## AIM OF THE TASK
Retype the entries below exactly, and keep every picture out of your version.

## RECORDS SHOWN
* * * * * * * * *
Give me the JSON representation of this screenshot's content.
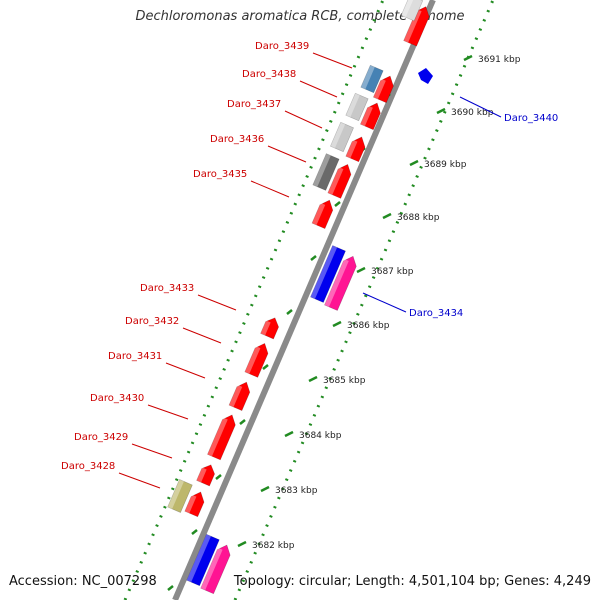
{
  "title": "Dechloromonas aromatica RCB, complete genome",
  "footer": {
    "accession": "Accession: NC_007298",
    "summary": "Topology: circular; Length: 4,501,104 bp; Genes: 4,249"
  },
  "colors": {
    "backbone": "#8a8a8a",
    "red": "#ff0000",
    "blue": "#0000ee",
    "magenta": "#ff1493",
    "steelblue": "#4682b4",
    "lightgray": "#c8c8c8",
    "darkgray": "#6a6a6a",
    "khaki": "#bdb76b",
    "tick": "#228b22",
    "label_red": "#cc0000",
    "label_blue": "#0000cc"
  },
  "scale": {
    "ticks": [
      "3682 kbp",
      "3683 kbp",
      "3684 kbp",
      "3685 kbp",
      "3686 kbp",
      "3687 kbp",
      "3688 kbp",
      "3689 kbp",
      "3690 kbp",
      "3691 kbp"
    ]
  },
  "gene_labels_left": [
    "Daro_3439",
    "Daro_3438",
    "Daro_3437",
    "Daro_3436",
    "Daro_3435",
    "Daro_3433",
    "Daro_3432",
    "Daro_3431",
    "Daro_3430",
    "Daro_3429",
    "Daro_3428"
  ],
  "gene_labels_right": [
    "Daro_3440",
    "Daro_3434"
  ]
}
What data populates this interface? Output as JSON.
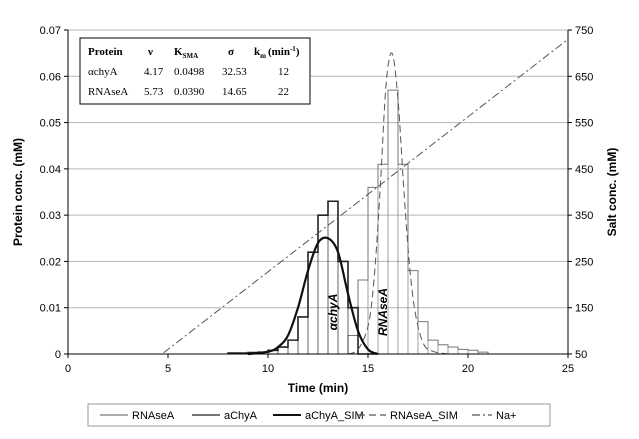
* * * * * * * * *
## RESPONSE TO THIS TASK
Give me the JSON representation of this screenshot's content.
{
  "title": "Dechloromonas aromatica RCB, complete genome",
  "footer": {
    "accession": "Accession: NC_007298",
    "summary": "Topology: circular; Length: 4,501,104 bp; Genes: 4,249"
  },
  "colors": {
    "backbone": "#8a8a8a",
    "red": "#ff0000",
    "blue": "#0000ee",
    "magenta": "#ff1493",
    "steelblue": "#4682b4",
    "lightgray": "#c8c8c8",
    "darkgray": "#6a6a6a",
    "khaki": "#bdb76b",
    "tick": "#228b22",
    "label_red": "#cc0000",
    "label_blue": "#0000cc"
  },
  "scale": {
    "ticks": [
      "3682 kbp",
      "3683 kbp",
      "3684 kbp",
      "3685 kbp",
      "3686 kbp",
      "3687 kbp",
      "3688 kbp",
      "3689 kbp",
      "3690 kbp",
      "3691 kbp"
    ]
  },
  "gene_labels_left": [
    "Daro_3439",
    "Daro_3438",
    "Daro_3437",
    "Daro_3436",
    "Daro_3435",
    "Daro_3433",
    "Daro_3432",
    "Daro_3431",
    "Daro_3430",
    "Daro_3429",
    "Daro_3428"
  ],
  "gene_labels_right": [
    "Daro_3440",
    "Daro_3434"
  ]
}
What data populates this interface? Output as JSON.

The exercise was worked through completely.